[Layout element entries]
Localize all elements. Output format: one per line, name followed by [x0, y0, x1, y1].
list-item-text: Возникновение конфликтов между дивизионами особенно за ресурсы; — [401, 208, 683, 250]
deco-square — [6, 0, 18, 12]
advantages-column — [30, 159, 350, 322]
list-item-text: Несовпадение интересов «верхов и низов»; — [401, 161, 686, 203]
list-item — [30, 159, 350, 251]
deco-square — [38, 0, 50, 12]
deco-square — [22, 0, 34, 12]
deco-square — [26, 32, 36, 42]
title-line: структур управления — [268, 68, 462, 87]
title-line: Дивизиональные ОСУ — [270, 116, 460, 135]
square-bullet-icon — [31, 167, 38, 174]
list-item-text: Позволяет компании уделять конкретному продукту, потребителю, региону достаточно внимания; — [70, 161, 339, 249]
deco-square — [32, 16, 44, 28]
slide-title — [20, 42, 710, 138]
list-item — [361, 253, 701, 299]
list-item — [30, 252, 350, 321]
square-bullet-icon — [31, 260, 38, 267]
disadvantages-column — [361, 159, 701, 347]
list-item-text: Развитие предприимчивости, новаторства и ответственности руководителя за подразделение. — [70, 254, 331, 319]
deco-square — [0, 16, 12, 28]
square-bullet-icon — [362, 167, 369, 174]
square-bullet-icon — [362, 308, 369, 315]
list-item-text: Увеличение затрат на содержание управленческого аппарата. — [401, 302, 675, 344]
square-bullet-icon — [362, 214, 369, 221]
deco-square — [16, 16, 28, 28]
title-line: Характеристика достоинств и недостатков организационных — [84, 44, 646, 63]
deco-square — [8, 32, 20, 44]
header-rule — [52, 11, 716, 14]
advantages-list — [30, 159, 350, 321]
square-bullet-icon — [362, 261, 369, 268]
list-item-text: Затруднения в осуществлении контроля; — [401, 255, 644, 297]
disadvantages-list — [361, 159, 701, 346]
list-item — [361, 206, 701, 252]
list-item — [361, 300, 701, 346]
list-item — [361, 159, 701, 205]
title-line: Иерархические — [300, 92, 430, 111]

> Written problem: Please retype all of the entries above exactly, line for line.

> Answer below:
Localize all elements. Output format: one per line, name followed by [x0, y0, x1, y1].
list-item-text: Возникновение конфликтов между дивизионами особенно за ресурсы; — [401, 208, 683, 250]
deco-square — [6, 0, 18, 12]
advantages-column — [30, 159, 350, 322]
list-item-text: Несовпадение интересов «верхов и низов»; — [401, 161, 686, 203]
list-item — [30, 159, 350, 251]
deco-square — [38, 0, 50, 12]
deco-square — [22, 0, 34, 12]
deco-square — [26, 32, 36, 42]
title-line: структур управления — [268, 68, 462, 87]
title-line: Дивизиональные ОСУ — [270, 116, 460, 135]
square-bullet-icon — [31, 167, 38, 174]
list-item-text: Позволяет компании уделять конкретному продукту, потребителю, региону достаточно внимания; — [70, 161, 339, 249]
deco-square — [32, 16, 44, 28]
slide-title — [20, 42, 710, 138]
list-item — [361, 253, 701, 299]
list-item — [30, 252, 350, 321]
square-bullet-icon — [31, 260, 38, 267]
disadvantages-column — [361, 159, 701, 347]
list-item-text: Развитие предприимчивости, новаторства и ответственности руководителя за подразделение. — [70, 254, 331, 319]
deco-square — [0, 16, 12, 28]
square-bullet-icon — [362, 167, 369, 174]
square-bullet-icon — [362, 308, 369, 315]
list-item-text: Увеличение затрат на содержание управленческого аппарата. — [401, 302, 675, 344]
square-bullet-icon — [362, 214, 369, 221]
deco-square — [16, 16, 28, 28]
title-line: Характеристика достоинств и недостатков организационных — [84, 44, 646, 63]
deco-square — [8, 32, 20, 44]
header-rule — [52, 11, 716, 14]
advantages-list — [30, 159, 350, 321]
square-bullet-icon — [362, 261, 369, 268]
list-item-text: Затруднения в осуществлении контроля; — [401, 255, 644, 297]
disadvantages-list — [361, 159, 701, 346]
list-item — [361, 206, 701, 252]
list-item — [361, 300, 701, 346]
list-item — [361, 159, 701, 205]
title-line: Иерархические — [300, 92, 430, 111]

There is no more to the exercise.